**AIM**
Give the number of lines that hold the string "가다랑어". Nothing else is needed.

(Extracted records)
● ● ● ● ●
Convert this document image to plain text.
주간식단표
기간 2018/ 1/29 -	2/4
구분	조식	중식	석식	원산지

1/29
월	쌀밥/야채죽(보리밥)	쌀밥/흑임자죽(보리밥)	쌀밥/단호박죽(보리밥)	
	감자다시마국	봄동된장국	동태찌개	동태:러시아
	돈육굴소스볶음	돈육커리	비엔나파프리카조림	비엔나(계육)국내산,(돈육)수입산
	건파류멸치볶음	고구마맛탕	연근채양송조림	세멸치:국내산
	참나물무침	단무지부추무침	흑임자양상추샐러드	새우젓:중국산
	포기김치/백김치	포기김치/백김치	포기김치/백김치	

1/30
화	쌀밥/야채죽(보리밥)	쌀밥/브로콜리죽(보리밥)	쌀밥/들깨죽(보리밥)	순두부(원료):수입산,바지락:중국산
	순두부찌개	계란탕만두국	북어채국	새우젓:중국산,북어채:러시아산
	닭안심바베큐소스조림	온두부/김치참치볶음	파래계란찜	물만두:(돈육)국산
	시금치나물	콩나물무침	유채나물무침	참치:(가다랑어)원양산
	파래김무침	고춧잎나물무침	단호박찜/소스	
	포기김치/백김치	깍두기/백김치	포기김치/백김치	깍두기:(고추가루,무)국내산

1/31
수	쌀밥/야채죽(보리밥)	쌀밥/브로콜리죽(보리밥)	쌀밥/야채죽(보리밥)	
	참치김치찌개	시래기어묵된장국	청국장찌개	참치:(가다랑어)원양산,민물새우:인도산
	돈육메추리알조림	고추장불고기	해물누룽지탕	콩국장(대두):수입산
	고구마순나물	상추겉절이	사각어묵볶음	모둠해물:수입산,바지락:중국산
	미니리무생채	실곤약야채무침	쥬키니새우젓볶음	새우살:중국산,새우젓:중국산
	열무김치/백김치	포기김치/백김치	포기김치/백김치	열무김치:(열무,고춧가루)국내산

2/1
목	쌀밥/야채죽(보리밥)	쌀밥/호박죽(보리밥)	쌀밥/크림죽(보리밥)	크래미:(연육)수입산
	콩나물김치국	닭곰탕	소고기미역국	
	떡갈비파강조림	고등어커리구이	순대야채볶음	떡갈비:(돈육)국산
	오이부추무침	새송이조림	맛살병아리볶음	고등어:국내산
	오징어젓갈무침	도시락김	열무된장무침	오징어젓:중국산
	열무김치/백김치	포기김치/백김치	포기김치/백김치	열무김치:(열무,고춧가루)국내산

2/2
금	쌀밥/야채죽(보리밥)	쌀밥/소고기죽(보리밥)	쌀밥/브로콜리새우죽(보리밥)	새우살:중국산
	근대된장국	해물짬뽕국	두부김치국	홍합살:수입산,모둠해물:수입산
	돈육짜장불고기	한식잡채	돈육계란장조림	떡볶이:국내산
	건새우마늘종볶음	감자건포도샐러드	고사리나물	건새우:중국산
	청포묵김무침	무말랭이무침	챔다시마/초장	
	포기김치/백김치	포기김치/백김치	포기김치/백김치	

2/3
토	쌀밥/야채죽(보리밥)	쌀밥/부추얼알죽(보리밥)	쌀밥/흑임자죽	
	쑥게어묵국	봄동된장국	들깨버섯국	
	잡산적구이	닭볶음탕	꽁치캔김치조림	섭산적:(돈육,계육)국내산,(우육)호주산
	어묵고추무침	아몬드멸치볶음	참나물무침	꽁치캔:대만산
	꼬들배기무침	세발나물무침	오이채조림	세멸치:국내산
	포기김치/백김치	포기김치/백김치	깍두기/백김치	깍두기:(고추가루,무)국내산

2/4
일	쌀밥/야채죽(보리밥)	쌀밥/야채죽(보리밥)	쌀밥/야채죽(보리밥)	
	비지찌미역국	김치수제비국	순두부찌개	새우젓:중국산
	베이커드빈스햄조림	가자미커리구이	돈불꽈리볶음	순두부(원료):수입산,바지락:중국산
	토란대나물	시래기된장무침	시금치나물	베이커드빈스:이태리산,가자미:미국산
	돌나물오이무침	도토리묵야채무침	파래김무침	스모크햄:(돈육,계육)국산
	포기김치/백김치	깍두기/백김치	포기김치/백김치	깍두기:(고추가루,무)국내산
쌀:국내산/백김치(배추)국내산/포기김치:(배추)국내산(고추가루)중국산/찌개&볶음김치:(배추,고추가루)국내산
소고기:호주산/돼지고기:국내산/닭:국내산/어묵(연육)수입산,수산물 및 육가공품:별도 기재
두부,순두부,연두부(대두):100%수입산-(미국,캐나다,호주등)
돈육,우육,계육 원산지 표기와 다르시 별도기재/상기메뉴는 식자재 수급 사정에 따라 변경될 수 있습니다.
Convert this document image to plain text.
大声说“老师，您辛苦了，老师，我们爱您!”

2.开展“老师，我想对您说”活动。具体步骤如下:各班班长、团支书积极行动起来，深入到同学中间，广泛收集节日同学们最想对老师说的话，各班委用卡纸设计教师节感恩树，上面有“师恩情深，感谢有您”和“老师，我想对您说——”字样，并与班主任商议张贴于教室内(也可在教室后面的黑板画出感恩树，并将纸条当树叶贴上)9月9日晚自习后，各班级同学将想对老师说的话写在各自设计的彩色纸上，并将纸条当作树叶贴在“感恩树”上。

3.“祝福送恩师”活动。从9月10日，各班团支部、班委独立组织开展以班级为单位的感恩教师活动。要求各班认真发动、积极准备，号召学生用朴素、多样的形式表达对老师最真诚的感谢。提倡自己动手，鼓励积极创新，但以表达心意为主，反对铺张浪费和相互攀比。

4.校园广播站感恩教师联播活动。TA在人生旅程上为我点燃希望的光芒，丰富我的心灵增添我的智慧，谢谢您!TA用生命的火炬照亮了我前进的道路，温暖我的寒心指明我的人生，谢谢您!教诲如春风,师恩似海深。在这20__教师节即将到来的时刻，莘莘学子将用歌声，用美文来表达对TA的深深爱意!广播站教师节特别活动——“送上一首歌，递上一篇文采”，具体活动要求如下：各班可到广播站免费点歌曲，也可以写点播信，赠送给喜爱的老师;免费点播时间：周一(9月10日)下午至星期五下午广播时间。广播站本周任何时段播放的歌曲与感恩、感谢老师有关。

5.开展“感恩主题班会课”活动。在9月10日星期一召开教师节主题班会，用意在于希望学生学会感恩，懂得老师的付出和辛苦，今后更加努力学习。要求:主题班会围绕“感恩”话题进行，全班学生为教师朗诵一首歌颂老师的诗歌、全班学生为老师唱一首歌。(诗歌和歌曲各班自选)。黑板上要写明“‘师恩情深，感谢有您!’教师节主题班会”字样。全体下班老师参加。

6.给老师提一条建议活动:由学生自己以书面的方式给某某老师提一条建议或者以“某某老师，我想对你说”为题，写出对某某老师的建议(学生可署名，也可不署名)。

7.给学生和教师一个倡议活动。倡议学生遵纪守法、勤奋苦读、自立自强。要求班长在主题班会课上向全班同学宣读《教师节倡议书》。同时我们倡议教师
● ● ● ● ●
**RESULT OF THIS TASK**
2